## Goal of the exercise
Tally every line of the listing where the string "domains" is found, and state the total alone.
==========
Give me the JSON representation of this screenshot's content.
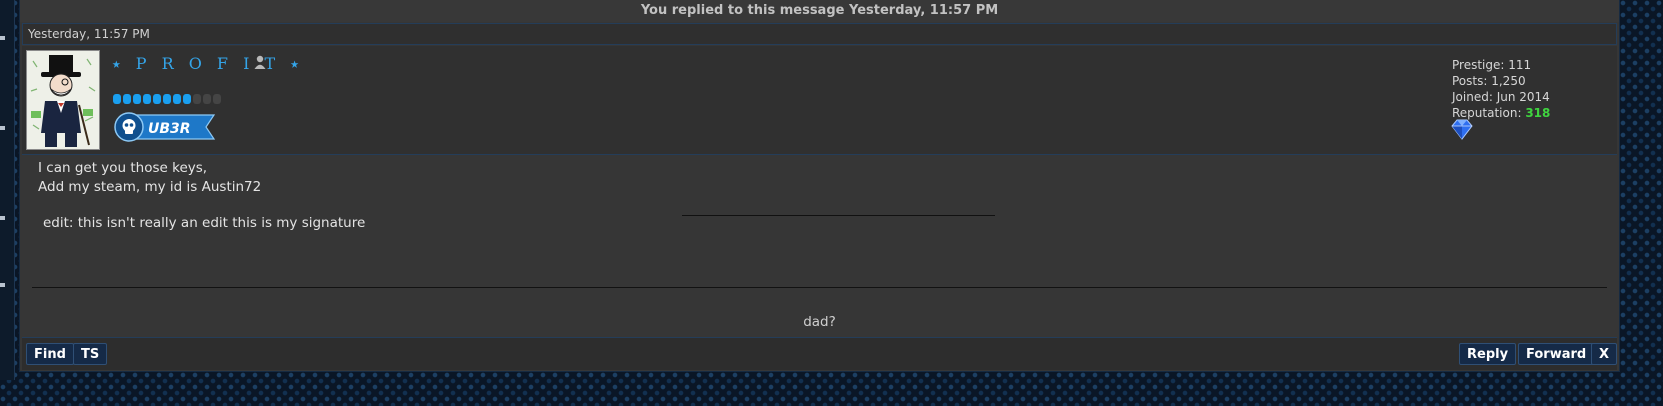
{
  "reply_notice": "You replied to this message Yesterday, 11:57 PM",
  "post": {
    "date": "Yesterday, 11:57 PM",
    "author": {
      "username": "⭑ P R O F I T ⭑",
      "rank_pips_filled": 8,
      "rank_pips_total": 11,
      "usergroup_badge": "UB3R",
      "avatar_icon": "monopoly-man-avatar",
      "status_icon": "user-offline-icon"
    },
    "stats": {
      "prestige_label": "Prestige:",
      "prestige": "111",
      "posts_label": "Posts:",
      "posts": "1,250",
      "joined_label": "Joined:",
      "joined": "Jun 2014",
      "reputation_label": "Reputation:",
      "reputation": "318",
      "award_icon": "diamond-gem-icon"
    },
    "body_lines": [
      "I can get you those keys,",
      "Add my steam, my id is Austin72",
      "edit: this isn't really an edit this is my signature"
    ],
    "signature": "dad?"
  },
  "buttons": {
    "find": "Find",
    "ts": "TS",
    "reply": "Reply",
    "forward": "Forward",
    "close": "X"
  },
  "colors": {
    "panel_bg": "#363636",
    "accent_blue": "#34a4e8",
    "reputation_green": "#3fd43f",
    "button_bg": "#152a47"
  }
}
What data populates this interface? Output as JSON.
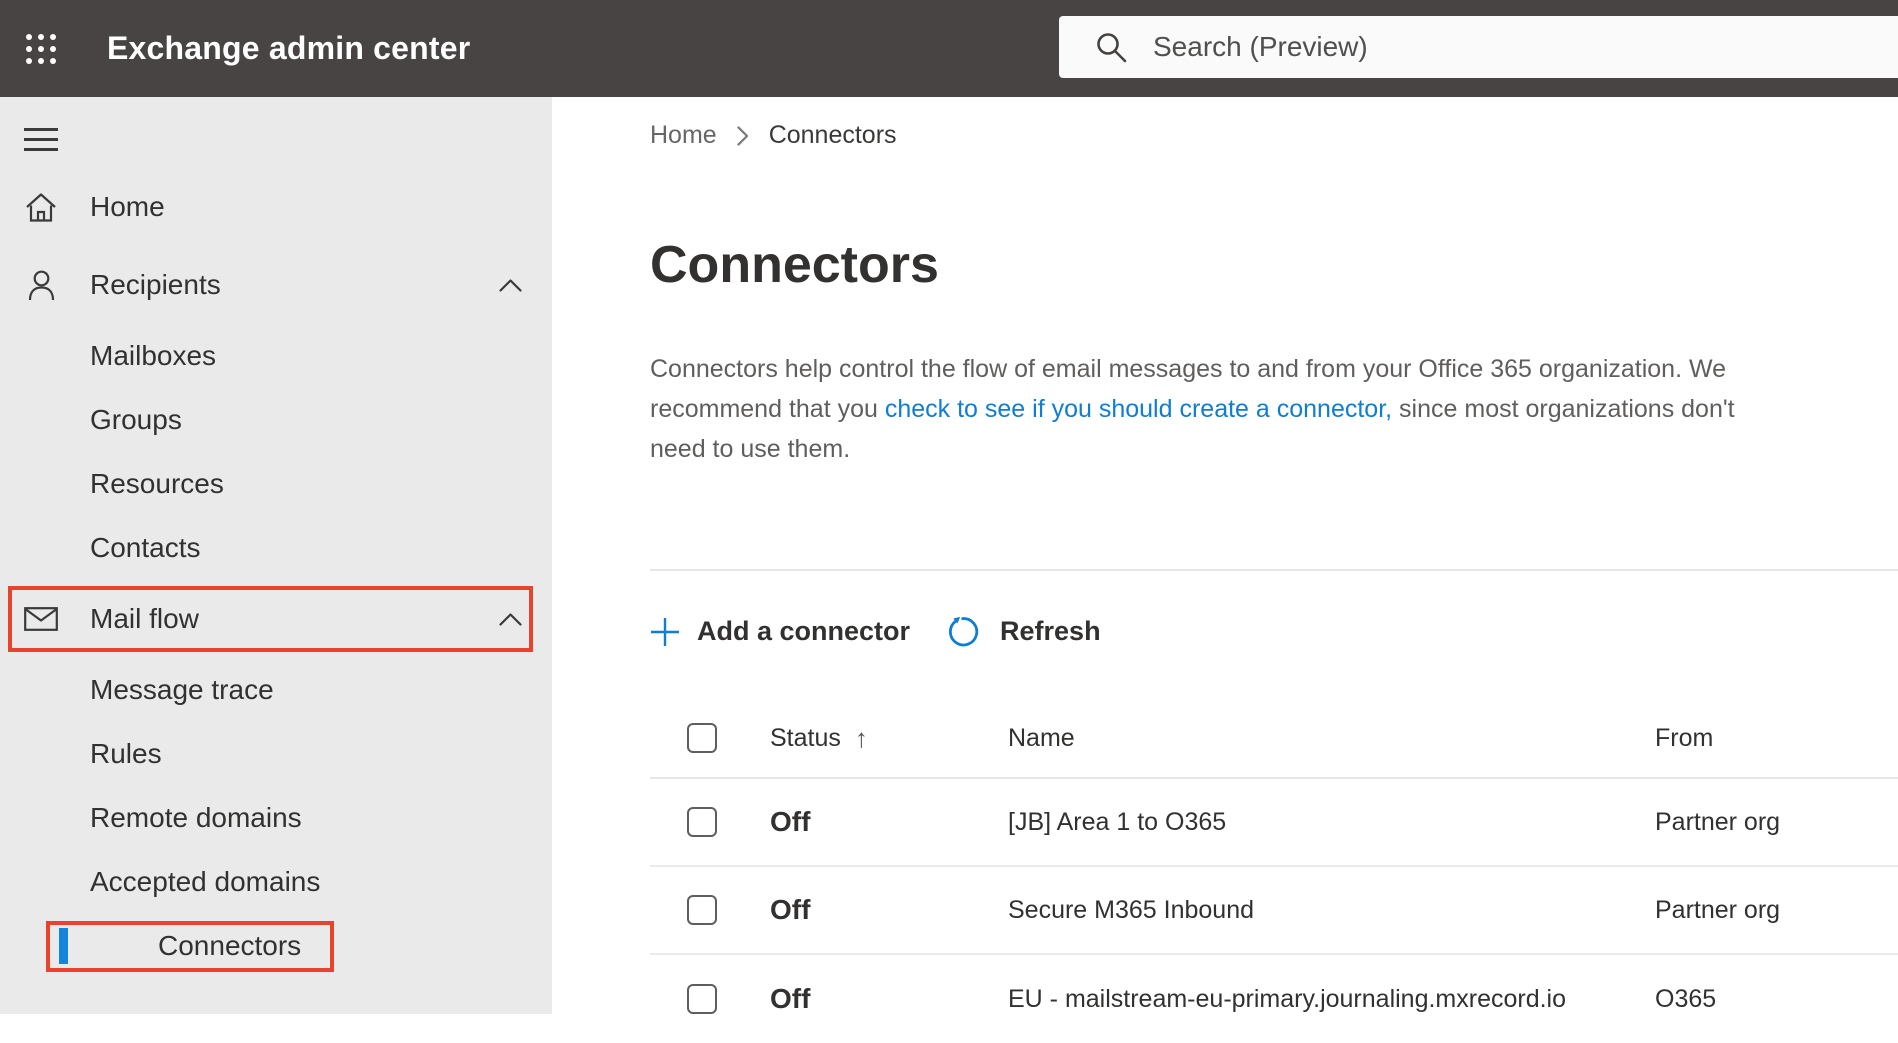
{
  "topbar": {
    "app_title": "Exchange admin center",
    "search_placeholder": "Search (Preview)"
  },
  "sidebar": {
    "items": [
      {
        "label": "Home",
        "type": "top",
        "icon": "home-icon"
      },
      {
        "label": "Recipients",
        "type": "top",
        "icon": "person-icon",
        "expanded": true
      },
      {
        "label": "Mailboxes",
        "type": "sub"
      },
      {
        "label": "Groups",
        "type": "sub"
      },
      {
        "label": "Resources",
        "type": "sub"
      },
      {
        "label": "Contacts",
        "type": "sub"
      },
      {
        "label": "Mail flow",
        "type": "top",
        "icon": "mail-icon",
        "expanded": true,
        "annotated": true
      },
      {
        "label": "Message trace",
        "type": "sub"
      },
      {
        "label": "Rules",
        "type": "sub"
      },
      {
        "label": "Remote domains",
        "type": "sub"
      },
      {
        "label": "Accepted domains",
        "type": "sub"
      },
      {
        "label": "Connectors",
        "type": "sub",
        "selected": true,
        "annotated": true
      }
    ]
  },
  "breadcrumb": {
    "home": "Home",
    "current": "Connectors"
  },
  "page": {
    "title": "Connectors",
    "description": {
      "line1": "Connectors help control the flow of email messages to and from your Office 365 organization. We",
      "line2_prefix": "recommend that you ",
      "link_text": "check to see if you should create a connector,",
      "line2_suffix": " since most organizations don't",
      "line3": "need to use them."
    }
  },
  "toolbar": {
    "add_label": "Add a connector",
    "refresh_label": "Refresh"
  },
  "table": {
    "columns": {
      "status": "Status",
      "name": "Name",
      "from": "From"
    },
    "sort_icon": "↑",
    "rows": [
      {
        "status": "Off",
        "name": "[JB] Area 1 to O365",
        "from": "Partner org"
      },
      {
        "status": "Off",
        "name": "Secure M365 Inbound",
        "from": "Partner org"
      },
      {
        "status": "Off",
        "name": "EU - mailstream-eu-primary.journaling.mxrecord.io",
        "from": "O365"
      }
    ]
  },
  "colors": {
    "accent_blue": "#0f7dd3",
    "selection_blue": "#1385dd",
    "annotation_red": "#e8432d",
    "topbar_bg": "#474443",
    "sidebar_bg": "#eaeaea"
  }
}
==========
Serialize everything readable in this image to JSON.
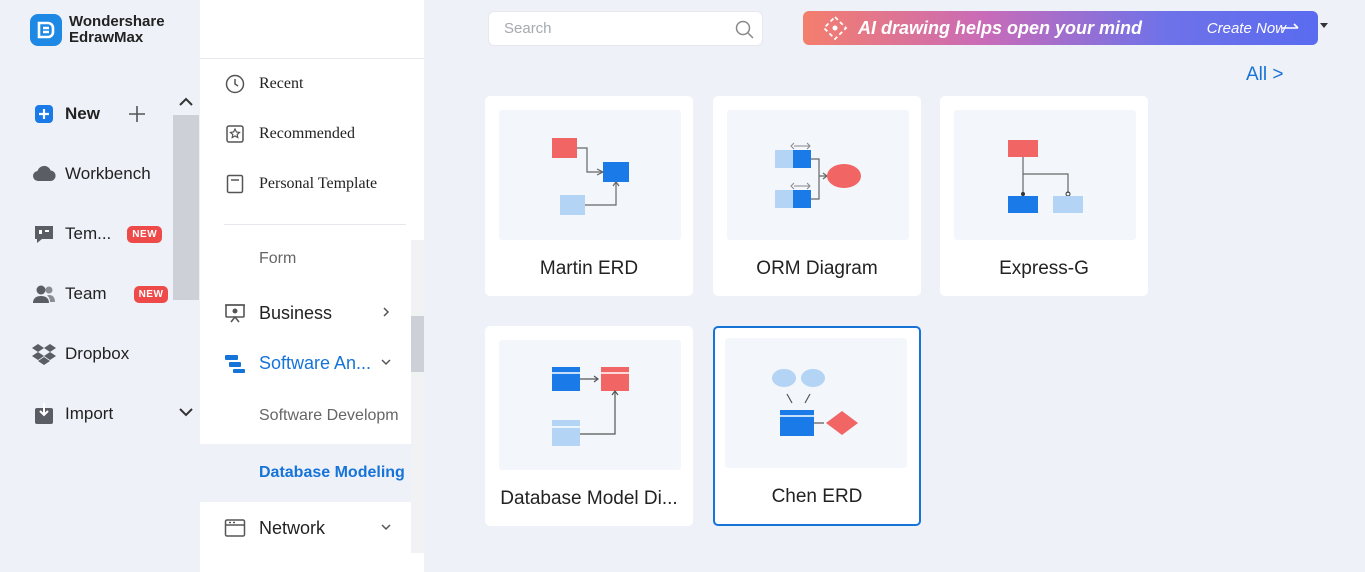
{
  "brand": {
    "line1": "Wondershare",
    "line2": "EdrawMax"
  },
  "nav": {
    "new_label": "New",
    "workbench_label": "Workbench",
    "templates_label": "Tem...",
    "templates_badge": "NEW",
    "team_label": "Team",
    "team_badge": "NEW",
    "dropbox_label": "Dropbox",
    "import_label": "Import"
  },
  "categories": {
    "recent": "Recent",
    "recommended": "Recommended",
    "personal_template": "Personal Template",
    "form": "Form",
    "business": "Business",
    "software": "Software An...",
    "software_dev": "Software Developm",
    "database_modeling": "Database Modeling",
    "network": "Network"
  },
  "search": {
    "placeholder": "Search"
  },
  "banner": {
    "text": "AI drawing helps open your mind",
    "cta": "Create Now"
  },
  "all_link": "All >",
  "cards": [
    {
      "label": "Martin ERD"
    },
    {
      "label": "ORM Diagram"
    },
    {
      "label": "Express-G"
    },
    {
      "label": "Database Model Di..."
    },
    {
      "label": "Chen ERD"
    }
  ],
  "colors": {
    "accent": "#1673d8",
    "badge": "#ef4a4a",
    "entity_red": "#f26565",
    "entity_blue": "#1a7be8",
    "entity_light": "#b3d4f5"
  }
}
==========
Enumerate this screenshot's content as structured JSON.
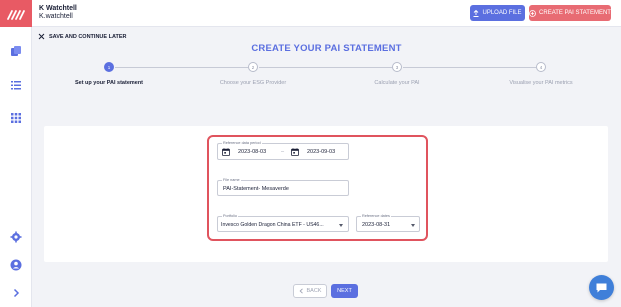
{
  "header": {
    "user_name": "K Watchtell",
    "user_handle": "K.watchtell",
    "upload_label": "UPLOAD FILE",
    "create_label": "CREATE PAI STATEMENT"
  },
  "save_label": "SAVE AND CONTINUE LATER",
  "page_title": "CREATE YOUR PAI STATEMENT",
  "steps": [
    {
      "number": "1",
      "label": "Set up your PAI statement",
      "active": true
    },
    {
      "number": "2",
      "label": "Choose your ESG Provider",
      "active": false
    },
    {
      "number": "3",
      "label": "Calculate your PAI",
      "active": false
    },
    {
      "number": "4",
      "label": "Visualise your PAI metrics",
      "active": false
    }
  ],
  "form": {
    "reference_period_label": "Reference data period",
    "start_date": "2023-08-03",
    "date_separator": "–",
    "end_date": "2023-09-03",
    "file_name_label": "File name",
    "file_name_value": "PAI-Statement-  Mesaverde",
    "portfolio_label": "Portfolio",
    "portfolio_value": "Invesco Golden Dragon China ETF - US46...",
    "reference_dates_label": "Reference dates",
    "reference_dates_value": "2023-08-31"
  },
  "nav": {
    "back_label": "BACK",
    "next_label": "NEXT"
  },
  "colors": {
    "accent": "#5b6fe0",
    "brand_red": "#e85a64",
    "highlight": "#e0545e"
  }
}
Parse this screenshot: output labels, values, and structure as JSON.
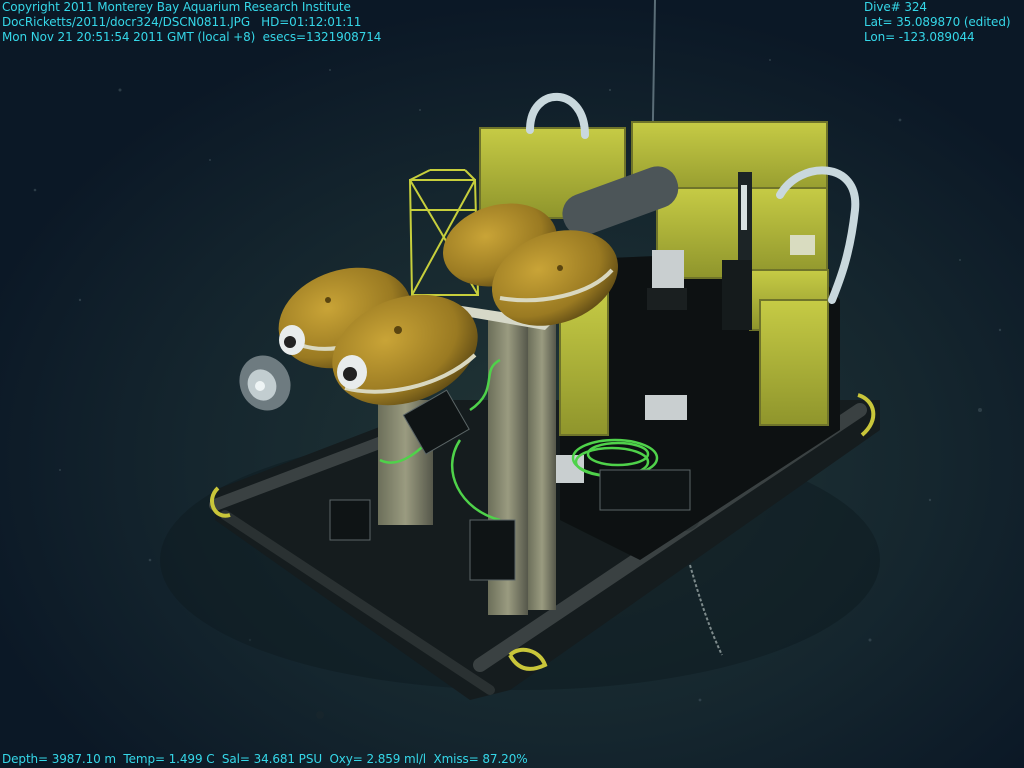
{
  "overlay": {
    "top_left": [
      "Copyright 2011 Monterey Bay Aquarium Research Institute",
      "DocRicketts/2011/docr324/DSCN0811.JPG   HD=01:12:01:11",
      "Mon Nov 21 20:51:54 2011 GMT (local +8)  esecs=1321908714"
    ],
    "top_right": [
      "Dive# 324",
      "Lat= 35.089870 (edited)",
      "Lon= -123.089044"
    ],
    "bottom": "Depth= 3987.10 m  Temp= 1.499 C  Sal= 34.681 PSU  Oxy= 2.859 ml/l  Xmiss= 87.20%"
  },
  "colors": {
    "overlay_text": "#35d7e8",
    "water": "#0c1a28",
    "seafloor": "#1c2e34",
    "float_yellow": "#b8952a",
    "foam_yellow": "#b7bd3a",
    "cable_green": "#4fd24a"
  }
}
==========
## Reply
2